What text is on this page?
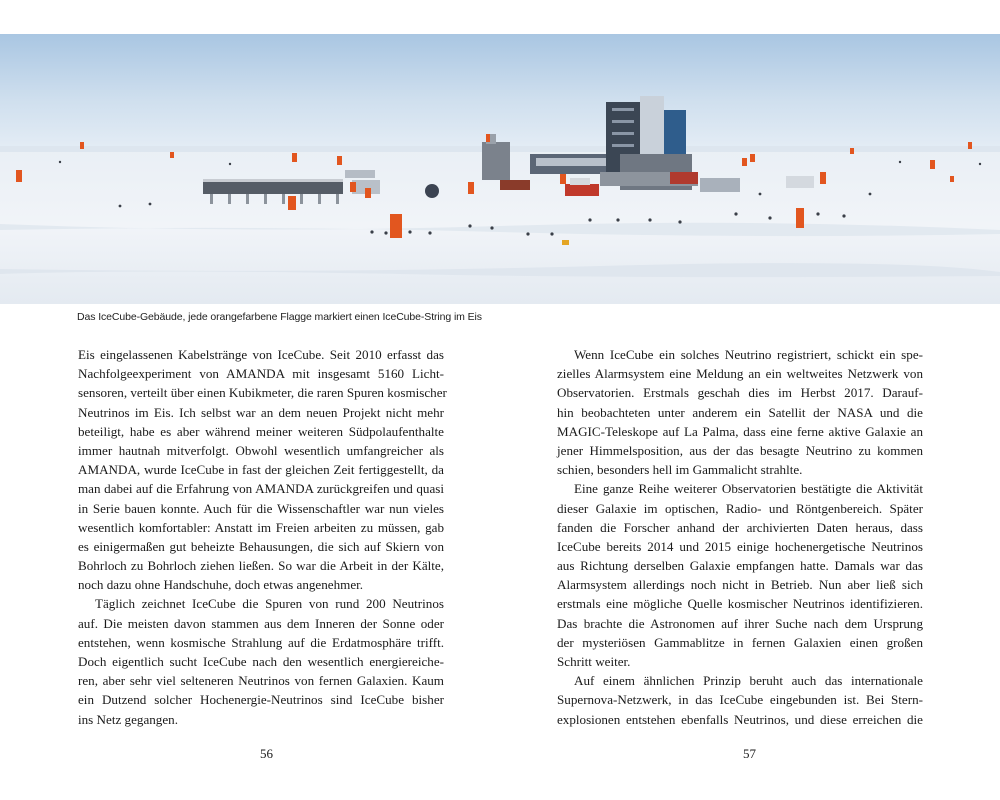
Das IceCube-Gebäude, jede orangefarbene Flagge markiert einen IceCube-String im Eis
Eis eingelassenen Kabelstränge von IceCube. Seit 2010 erfasst das
Nachfolgeexperiment von AMANDA mit insgesamt 5160 Licht-
sensoren, verteilt über einen Kubikmeter, die raren Spuren kosmischer
Neutrinos im Eis. Ich selbst war an dem neuen Projekt nicht mehr
beteiligt, habe es aber während meiner weiteren Südpolaufenthalte
immer hautnah mitverfolgt. Obwohl wesentlich umfangreicher als
AMANDA, wurde IceCube in fast der gleichen Zeit fertiggestellt, da
man dabei auf die Erfahrung von AMANDA zurückgreifen und quasi
in Serie bauen konnte. Auch für die Wissenschaftler war nun vieles
wesentlich komfortabler: Anstatt im Freien arbeiten zu müssen, gab
es einigermaßen gut beheizte Behausungen, die sich auf Skiern von
Bohrloch zu Bohrloch ziehen ließen. So war die Arbeit in der Kälte,
noch dazu ohne Handschuhe, doch etwas angenehmer.
Täglich zeichnet IceCube die Spuren von rund 200 Neutrinos
auf. Die meisten davon stammen aus dem Inneren der Sonne oder
entstehen, wenn kosmische Strahlung auf die Erdatmosphäre trifft.
Doch eigentlich sucht IceCube nach den wesentlich energiereiche-
ren, aber sehr viel selteneren Neutrinos von fernen Galaxien. Kaum
ein Dutzend solcher Hochenergie-Neutrinos sind IceCube bisher
ins Netz gegangen.
Wenn IceCube ein solches Neutrino registriert, schickt ein spe-
zielles Alarmsystem eine Meldung an ein weltweites Netzwerk von
Observatorien. Erstmals geschah dies im Herbst 2017. Darauf-
hin beobachteten unter anderem ein Satellit der NASA und die
MAGIC-Teleskope auf La Palma, dass eine ferne aktive Galaxie an
jener Himmelsposition, aus der das besagte Neutrino zu kommen
schien, besonders hell im Gammalicht strahlte.
Eine ganze Reihe weiterer Observatorien bestätigte die Aktivität
dieser Galaxie im optischen, Radio- und Röntgenbereich. Später
fanden die Forscher anhand der archivierten Daten heraus, dass
IceCube bereits 2014 und 2015 einige hochenergetische Neutrinos
aus Richtung derselben Galaxie empfangen hatte. Damals war das
Alarmsystem allerdings noch nicht in Betrieb. Nun aber ließ sich
erstmals eine mögliche Quelle kosmischer Neutrinos identifizieren.
Das brachte die Astronomen auf ihrer Suche nach dem Ursprung
der mysteriösen Gammablitze in fernen Galaxien einen großen
Schritt weiter.
Auf einem ähnlichen Prinzip beruht auch das internationale
Supernova-Netzwerk, in das IceCube eingebunden ist. Bei Stern-
explosionen entstehen ebenfalls Neutrinos, und diese erreichen die
56	57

****************************************

All the records above need to be given again word for word. Skip the pictures.

● **SOLUTION TO THIS EXERCISE**
What text is on this page?
Das IceCube-Gebäude, jede orangefarbene Flagge markiert einen IceCube-String im Eis
Eis eingelassenen Kabelstränge von IceCube. Seit 2010 erfasst das
Nachfolgeexperiment von AMANDA mit insgesamt 5160 Licht-
sensoren, verteilt über einen Kubikmeter, die raren Spuren kosmischer
Neutrinos im Eis. Ich selbst war an dem neuen Projekt nicht mehr
beteiligt, habe es aber während meiner weiteren Südpolaufenthalte
immer hautnah mitverfolgt. Obwohl wesentlich umfangreicher als
AMANDA, wurde IceCube in fast der gleichen Zeit fertiggestellt, da
man dabei auf die Erfahrung von AMANDA zurückgreifen und quasi
in Serie bauen konnte. Auch für die Wissenschaftler war nun vieles
wesentlich komfortabler: Anstatt im Freien arbeiten zu müssen, gab
es einigermaßen gut beheizte Behausungen, die sich auf Skiern von
Bohrloch zu Bohrloch ziehen ließen. So war die Arbeit in der Kälte,
noch dazu ohne Handschuhe, doch etwas angenehmer.
Täglich zeichnet IceCube die Spuren von rund 200 Neutrinos
auf. Die meisten davon stammen aus dem Inneren der Sonne oder
entstehen, wenn kosmische Strahlung auf die Erdatmosphäre trifft.
Doch eigentlich sucht IceCube nach den wesentlich energiereiche-
ren, aber sehr viel selteneren Neutrinos von fernen Galaxien. Kaum
ein Dutzend solcher Hochenergie-Neutrinos sind IceCube bisher
ins Netz gegangen.
Wenn IceCube ein solches Neutrino registriert, schickt ein spe-
zielles Alarmsystem eine Meldung an ein weltweites Netzwerk von
Observatorien. Erstmals geschah dies im Herbst 2017. Darauf-
hin beobachteten unter anderem ein Satellit der NASA und die
MAGIC-Teleskope auf La Palma, dass eine ferne aktive Galaxie an
jener Himmelsposition, aus der das besagte Neutrino zu kommen
schien, besonders hell im Gammalicht strahlte.
Eine ganze Reihe weiterer Observatorien bestätigte die Aktivität
dieser Galaxie im optischen, Radio- und Röntgenbereich. Später
fanden die Forscher anhand der archivierten Daten heraus, dass
IceCube bereits 2014 und 2015 einige hochenergetische Neutrinos
aus Richtung derselben Galaxie empfangen hatte. Damals war das
Alarmsystem allerdings noch nicht in Betrieb. Nun aber ließ sich
erstmals eine mögliche Quelle kosmischer Neutrinos identifizieren.
Das brachte die Astronomen auf ihrer Suche nach dem Ursprung
der mysteriösen Gammablitze in fernen Galaxien einen großen
Schritt weiter.
Auf einem ähnlichen Prinzip beruht auch das internationale
Supernova-Netzwerk, in das IceCube eingebunden ist. Bei Stern-
explosionen entstehen ebenfalls Neutrinos, und diese erreichen die
56	57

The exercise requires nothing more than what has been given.